→ **MATERIAL PROVIDED**
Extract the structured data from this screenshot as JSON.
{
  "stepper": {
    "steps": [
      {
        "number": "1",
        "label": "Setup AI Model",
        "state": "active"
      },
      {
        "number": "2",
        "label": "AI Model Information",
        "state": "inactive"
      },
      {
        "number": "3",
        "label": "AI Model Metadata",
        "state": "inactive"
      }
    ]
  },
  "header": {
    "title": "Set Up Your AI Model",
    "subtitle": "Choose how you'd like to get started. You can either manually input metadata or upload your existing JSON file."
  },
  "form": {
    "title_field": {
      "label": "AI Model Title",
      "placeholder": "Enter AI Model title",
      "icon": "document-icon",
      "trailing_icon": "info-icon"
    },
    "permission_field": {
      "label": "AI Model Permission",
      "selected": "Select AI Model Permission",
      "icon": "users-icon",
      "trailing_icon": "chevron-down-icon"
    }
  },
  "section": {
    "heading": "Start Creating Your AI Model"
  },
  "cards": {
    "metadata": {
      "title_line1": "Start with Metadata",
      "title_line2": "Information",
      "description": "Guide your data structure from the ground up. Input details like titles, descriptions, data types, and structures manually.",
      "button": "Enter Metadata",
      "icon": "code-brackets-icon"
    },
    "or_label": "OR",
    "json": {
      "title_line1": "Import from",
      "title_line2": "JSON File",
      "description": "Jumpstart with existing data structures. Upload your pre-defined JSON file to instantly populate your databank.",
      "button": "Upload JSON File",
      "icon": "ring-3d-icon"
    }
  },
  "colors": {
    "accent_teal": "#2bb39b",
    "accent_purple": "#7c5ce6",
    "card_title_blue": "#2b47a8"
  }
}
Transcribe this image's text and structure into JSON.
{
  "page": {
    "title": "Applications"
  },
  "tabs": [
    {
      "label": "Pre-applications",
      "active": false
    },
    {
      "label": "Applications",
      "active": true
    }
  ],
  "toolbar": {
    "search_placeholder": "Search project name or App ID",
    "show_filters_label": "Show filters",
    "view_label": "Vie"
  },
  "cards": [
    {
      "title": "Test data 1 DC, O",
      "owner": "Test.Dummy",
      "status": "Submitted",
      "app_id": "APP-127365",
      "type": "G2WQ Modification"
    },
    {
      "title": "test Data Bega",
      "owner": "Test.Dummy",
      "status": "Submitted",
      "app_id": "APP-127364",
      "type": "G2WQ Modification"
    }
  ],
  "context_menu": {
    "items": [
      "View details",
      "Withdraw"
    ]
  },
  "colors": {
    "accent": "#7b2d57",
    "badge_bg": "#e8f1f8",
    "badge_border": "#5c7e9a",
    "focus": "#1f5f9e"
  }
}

→ **JOB**
Every line above needs to be retyped exactly.

→ **REPLY TO THE EXERCISE**
Extract the structured data from this screenshot as JSON.
{
  "stepper": {
    "steps": [
      {
        "number": "1",
        "label": "Setup AI Model",
        "state": "active"
      },
      {
        "number": "2",
        "label": "AI Model Information",
        "state": "inactive"
      },
      {
        "number": "3",
        "label": "AI Model Metadata",
        "state": "inactive"
      }
    ]
  },
  "header": {
    "title": "Set Up Your AI Model",
    "subtitle": "Choose how you'd like to get started. You can either manually input metadata or upload your existing JSON file."
  },
  "form": {
    "title_field": {
      "label": "AI Model Title",
      "placeholder": "Enter AI Model title",
      "icon": "document-icon",
      "trailing_icon": "info-icon"
    },
    "permission_field": {
      "label": "AI Model Permission",
      "selected": "Select AI Model Permission",
      "icon": "users-icon",
      "trailing_icon": "chevron-down-icon"
    }
  },
  "section": {
    "heading": "Start Creating Your AI Model"
  },
  "cards": {
    "metadata": {
      "title_line1": "Start with Metadata",
      "title_line2": "Information",
      "description": "Guide your data structure from the ground up. Input details like titles, descriptions, data types, and structures manually.",
      "button": "Enter Metadata",
      "icon": "code-brackets-icon"
    },
    "or_label": "OR",
    "json": {
      "title_line1": "Import from",
      "title_line2": "JSON File",
      "description": "Jumpstart with existing data structures. Upload your pre-defined JSON file to instantly populate your databank.",
      "button": "Upload JSON File",
      "icon": "ring-3d-icon"
    }
  },
  "colors": {
    "accent_teal": "#2bb39b",
    "accent_purple": "#7c5ce6",
    "card_title_blue": "#2b47a8"
  }
}
Transcribe this image's text and structure into JSON.
{
  "page": {
    "title": "Applications"
  },
  "tabs": [
    {
      "label": "Pre-applications",
      "active": false
    },
    {
      "label": "Applications",
      "active": true
    }
  ],
  "toolbar": {
    "search_placeholder": "Search project name or App ID",
    "show_filters_label": "Show filters",
    "view_label": "Vie"
  },
  "cards": [
    {
      "title": "Test data 1 DC, O",
      "owner": "Test.Dummy",
      "status": "Submitted",
      "app_id": "APP-127365",
      "type": "G2WQ Modification"
    },
    {
      "title": "test Data Bega",
      "owner": "Test.Dummy",
      "status": "Submitted",
      "app_id": "APP-127364",
      "type": "G2WQ Modification"
    }
  ],
  "context_menu": {
    "items": [
      "View details",
      "Withdraw"
    ]
  },
  "colors": {
    "accent": "#7b2d57",
    "badge_bg": "#e8f1f8",
    "badge_border": "#5c7e9a",
    "focus": "#1f5f9e"
  }
}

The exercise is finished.